• _RECORD EXCERPTS_:
..............................
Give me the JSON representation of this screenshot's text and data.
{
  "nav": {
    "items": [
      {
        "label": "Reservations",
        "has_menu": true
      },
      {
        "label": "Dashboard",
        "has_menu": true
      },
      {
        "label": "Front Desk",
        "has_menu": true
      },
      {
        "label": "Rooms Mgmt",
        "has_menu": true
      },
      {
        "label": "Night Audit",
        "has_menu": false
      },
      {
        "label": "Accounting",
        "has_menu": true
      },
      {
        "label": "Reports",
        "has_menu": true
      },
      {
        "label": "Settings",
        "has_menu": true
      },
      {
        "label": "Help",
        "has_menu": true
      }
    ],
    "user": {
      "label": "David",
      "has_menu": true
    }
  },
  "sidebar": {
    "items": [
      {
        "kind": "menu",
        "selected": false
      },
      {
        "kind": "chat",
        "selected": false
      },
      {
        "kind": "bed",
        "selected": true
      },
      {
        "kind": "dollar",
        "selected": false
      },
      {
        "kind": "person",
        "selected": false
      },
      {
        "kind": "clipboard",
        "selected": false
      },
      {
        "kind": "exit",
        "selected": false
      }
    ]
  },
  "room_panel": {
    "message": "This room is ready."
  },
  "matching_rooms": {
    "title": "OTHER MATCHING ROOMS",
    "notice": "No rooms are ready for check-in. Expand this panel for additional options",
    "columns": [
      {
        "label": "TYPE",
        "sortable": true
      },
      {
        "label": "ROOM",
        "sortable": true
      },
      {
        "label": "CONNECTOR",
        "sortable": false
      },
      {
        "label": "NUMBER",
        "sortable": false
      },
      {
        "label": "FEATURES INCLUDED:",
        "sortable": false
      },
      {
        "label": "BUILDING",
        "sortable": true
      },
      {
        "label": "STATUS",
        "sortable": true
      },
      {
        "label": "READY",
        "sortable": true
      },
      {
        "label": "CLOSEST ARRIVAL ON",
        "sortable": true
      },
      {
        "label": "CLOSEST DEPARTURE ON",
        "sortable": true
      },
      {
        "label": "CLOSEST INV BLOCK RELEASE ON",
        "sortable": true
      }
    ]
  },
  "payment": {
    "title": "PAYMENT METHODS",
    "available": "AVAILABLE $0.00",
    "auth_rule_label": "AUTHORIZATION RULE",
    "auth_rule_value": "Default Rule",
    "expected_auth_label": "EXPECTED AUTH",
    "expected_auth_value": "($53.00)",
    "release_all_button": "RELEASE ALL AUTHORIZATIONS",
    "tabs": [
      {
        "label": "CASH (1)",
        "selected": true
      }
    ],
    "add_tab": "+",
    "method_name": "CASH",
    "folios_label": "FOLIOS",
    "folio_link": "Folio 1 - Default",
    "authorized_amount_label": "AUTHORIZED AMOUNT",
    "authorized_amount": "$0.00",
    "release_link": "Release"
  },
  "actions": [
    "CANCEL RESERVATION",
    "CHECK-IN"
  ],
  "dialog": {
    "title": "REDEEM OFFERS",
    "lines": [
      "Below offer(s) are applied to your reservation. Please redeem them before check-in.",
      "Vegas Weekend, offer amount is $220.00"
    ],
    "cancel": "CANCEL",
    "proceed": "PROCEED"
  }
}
..............................
• _TASK DESCRIPTION_: Your task is to list each line of the records with the word "title".

• _THE COMPLETED TASK_:
    "title": "OTHER MATCHING ROOMS",
    "title": "PAYMENT METHODS",
    "title": "REDEEM OFFERS",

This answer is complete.